- WHAT YOU HAVE TO DO -
Work out how many lines in the listing below include the word "kind"; answer with the number alone.

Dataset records

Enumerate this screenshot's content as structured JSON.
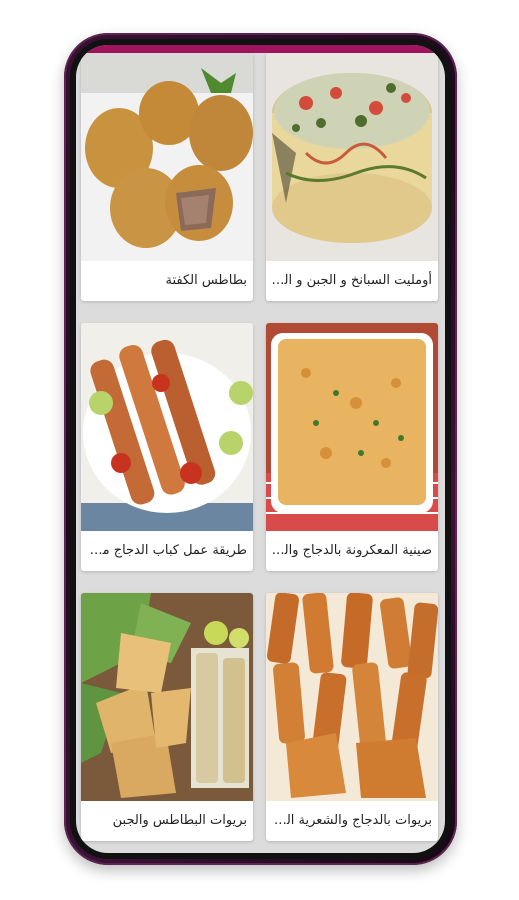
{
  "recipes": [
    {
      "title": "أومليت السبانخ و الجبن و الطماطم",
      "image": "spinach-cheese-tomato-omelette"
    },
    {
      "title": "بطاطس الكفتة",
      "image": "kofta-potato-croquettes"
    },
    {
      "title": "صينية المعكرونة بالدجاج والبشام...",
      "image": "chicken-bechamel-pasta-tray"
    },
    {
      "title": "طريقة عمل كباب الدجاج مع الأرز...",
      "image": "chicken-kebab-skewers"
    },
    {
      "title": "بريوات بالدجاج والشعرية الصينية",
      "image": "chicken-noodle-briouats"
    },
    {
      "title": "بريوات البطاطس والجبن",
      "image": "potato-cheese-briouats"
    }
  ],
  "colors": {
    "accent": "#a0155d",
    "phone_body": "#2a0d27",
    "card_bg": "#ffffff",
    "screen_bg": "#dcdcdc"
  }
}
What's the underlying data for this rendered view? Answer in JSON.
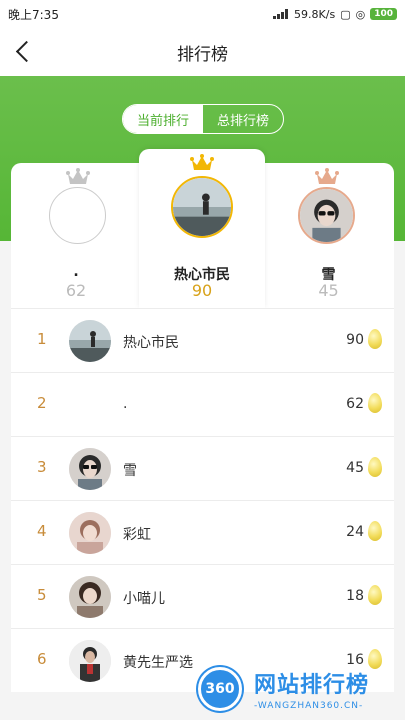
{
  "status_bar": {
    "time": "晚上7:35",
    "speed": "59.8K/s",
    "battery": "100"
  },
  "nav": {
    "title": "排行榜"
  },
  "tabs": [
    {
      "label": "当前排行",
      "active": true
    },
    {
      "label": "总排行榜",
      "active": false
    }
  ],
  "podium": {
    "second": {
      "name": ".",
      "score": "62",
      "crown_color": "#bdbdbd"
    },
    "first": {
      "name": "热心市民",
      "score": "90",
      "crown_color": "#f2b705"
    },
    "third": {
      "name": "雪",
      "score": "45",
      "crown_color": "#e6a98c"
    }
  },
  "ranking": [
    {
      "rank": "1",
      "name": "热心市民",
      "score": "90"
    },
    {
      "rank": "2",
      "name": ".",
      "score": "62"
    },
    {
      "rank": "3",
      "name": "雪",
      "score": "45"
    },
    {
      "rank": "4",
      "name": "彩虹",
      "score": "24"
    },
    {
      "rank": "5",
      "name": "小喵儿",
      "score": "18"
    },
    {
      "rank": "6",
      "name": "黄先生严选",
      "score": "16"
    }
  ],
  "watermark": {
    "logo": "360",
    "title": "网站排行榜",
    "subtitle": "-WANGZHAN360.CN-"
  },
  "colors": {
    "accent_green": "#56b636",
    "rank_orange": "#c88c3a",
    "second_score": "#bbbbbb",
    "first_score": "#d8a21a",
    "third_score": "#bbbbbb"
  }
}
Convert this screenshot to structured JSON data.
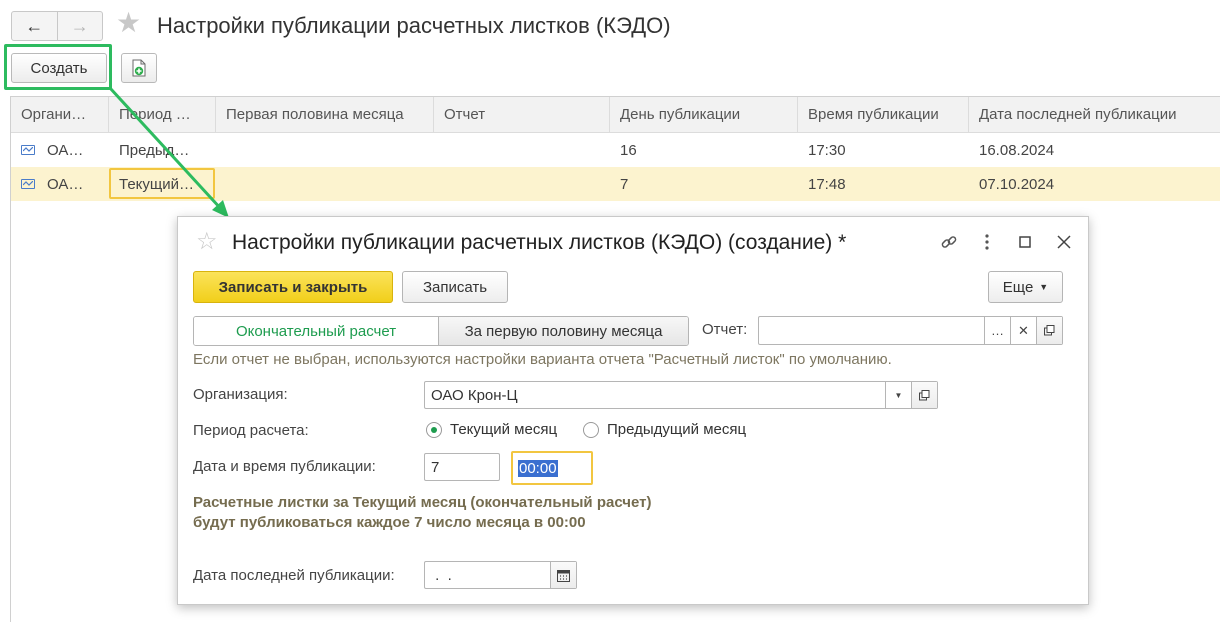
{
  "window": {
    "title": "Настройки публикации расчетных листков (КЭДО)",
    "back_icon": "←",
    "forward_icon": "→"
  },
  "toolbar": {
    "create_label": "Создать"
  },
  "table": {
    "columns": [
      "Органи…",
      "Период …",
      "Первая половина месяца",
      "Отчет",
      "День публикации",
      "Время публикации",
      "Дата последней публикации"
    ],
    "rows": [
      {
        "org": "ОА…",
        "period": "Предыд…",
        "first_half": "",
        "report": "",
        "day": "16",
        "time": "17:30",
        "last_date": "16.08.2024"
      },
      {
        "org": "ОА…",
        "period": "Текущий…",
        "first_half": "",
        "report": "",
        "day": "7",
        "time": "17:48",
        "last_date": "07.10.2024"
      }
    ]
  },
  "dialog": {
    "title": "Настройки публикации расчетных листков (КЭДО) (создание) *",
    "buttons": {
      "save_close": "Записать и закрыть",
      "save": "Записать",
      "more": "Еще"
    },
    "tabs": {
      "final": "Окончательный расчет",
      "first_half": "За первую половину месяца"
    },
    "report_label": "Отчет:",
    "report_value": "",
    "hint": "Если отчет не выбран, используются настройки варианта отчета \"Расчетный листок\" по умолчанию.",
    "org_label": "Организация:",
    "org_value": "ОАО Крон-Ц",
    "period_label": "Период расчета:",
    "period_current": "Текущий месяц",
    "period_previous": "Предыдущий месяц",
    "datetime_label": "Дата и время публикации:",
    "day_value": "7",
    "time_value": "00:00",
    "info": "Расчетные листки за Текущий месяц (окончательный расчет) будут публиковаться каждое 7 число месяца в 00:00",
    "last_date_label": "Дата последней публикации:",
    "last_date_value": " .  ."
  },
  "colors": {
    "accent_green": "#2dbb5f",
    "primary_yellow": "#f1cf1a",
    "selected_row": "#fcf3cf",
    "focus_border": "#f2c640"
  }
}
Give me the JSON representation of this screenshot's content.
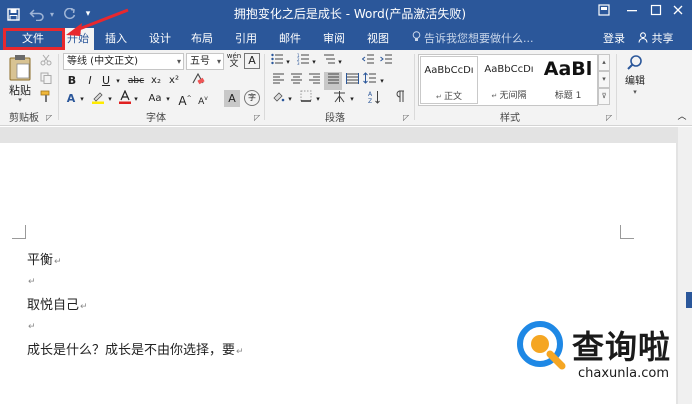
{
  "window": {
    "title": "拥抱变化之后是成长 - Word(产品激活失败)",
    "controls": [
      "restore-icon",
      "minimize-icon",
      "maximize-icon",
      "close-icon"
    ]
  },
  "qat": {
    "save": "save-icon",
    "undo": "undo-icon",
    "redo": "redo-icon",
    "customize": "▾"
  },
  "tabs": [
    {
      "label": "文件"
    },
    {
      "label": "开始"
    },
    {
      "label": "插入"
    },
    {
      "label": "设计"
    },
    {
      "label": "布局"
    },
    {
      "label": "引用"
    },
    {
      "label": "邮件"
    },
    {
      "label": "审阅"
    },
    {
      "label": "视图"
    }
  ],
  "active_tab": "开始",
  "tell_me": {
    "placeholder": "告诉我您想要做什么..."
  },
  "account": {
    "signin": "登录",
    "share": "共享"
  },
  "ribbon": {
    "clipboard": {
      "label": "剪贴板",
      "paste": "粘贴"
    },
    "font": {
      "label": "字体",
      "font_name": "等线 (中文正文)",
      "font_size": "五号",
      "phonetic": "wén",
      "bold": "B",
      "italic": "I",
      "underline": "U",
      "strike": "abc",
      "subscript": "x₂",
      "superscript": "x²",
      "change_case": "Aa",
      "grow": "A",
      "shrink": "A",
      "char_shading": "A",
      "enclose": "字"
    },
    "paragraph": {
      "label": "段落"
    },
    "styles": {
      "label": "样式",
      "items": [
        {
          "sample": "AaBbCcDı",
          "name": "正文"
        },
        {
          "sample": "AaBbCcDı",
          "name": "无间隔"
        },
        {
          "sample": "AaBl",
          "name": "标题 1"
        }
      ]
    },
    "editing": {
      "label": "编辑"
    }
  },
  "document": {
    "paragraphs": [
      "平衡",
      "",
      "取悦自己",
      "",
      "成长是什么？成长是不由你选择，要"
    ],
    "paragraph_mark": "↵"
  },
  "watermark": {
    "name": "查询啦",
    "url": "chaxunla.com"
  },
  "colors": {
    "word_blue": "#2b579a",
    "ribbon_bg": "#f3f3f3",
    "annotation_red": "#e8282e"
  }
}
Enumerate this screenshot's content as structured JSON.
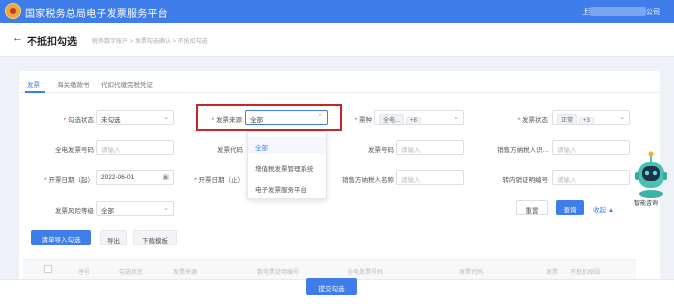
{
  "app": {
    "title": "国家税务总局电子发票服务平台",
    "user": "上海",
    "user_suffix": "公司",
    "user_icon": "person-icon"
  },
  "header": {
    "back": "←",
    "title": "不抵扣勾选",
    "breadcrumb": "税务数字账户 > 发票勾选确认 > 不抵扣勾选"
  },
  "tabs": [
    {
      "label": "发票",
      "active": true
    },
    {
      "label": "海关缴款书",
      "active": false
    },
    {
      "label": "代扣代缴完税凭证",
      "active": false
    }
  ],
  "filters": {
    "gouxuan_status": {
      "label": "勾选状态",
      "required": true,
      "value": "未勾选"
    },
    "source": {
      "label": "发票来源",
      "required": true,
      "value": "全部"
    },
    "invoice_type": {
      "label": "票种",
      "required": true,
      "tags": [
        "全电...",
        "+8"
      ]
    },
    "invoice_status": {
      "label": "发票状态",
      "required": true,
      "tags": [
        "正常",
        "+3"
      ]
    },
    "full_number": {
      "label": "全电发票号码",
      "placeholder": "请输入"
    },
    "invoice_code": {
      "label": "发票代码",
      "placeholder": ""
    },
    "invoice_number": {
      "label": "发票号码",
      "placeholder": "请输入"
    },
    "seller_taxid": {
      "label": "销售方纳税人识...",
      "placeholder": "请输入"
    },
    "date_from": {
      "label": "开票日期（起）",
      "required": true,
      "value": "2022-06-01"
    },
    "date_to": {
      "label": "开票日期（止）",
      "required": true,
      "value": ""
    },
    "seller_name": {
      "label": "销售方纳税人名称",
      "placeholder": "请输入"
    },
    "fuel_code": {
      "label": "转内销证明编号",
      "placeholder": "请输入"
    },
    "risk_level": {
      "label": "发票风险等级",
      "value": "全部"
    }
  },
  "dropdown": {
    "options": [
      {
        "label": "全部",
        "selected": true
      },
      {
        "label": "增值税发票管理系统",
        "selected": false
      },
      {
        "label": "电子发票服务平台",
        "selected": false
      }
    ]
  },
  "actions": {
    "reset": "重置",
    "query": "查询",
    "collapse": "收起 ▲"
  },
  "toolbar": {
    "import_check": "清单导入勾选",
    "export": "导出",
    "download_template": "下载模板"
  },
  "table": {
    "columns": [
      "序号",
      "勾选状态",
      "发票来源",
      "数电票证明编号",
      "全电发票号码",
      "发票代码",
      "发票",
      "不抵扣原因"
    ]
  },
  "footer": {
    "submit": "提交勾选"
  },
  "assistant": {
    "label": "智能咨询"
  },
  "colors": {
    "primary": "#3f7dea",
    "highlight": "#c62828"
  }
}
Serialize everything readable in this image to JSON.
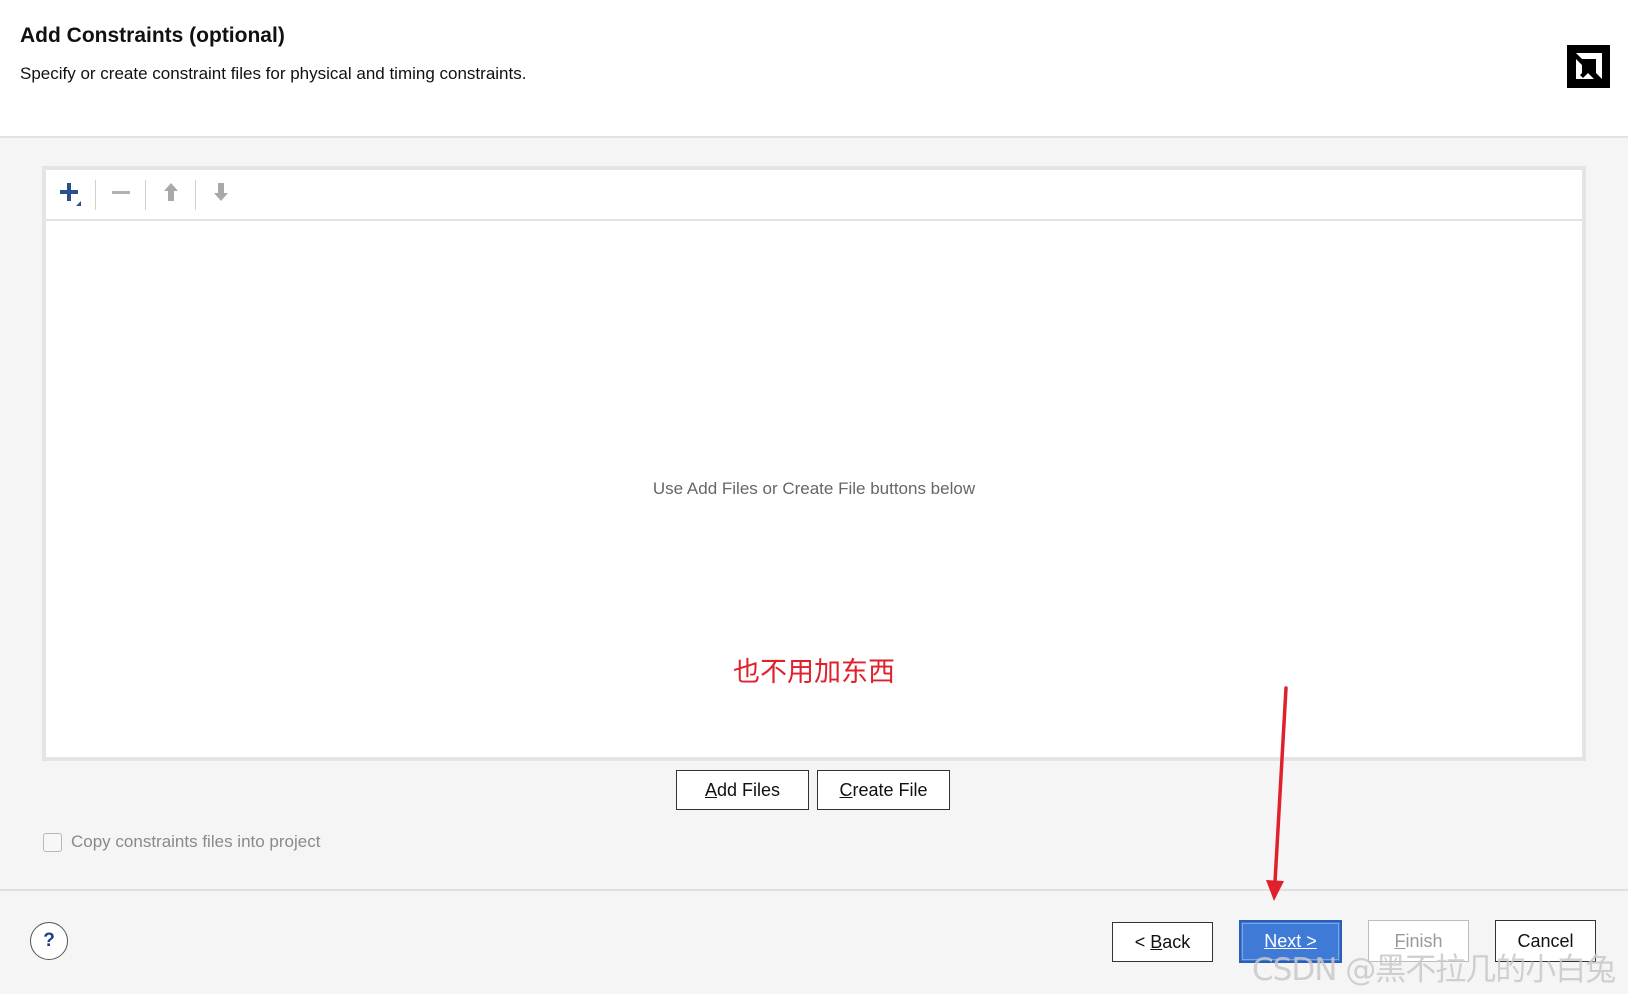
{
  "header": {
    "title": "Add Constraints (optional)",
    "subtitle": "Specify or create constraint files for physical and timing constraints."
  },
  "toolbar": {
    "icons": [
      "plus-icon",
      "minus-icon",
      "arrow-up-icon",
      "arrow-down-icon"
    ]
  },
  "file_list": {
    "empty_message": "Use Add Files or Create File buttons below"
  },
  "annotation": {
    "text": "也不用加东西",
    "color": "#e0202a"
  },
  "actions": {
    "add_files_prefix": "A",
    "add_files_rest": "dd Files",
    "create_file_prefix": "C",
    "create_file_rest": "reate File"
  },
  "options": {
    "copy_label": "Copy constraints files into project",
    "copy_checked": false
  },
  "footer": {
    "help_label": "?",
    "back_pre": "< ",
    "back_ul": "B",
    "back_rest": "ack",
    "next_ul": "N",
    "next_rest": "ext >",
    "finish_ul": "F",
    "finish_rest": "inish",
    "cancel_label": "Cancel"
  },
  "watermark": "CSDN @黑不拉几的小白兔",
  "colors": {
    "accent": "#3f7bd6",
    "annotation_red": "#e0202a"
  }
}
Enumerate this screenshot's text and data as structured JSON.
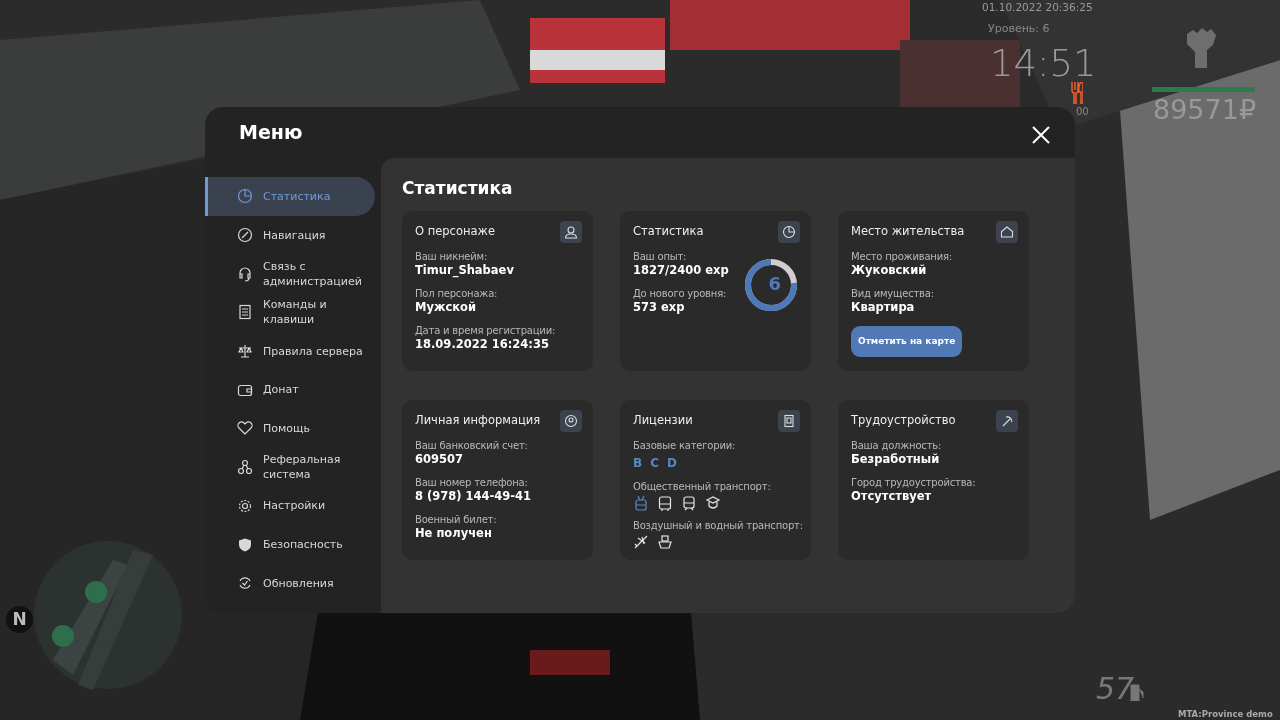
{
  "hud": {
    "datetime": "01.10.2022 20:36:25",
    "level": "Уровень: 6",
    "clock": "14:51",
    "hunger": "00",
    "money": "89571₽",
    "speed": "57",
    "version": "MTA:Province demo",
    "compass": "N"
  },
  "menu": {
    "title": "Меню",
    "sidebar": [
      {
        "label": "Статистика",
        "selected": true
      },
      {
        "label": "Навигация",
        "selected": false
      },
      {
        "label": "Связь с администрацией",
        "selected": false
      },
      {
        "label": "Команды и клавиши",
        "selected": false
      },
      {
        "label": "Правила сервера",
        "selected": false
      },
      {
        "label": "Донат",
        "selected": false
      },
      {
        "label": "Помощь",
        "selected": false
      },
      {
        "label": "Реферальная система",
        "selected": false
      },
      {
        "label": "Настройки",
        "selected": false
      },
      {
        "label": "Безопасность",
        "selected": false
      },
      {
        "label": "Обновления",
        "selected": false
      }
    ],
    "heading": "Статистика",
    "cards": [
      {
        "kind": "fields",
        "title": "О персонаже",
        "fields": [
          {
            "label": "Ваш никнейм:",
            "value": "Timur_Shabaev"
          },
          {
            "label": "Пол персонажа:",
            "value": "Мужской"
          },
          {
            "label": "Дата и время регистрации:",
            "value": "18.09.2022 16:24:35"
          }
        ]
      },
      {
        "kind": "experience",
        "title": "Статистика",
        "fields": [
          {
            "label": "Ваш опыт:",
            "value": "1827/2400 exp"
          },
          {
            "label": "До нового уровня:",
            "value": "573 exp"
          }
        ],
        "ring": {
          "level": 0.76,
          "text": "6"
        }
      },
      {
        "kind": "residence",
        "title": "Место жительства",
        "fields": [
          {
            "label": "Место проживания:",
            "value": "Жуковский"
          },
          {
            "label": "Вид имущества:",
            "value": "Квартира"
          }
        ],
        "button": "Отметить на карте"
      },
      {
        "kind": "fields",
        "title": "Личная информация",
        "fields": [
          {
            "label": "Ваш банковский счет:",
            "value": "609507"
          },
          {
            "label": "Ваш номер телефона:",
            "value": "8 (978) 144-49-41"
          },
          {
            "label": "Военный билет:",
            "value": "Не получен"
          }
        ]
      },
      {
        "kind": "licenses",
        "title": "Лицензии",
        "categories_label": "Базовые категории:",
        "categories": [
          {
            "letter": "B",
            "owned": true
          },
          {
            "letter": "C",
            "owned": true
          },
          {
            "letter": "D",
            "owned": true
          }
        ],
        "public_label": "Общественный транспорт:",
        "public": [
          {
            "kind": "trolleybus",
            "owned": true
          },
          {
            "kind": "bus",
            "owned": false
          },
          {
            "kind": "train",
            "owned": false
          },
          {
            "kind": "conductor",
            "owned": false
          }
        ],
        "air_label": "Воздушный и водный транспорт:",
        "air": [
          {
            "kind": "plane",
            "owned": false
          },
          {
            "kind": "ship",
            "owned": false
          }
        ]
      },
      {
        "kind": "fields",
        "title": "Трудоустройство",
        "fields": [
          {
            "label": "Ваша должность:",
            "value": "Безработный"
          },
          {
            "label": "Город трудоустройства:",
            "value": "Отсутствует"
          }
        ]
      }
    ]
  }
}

- SOLUTION BELOW -
12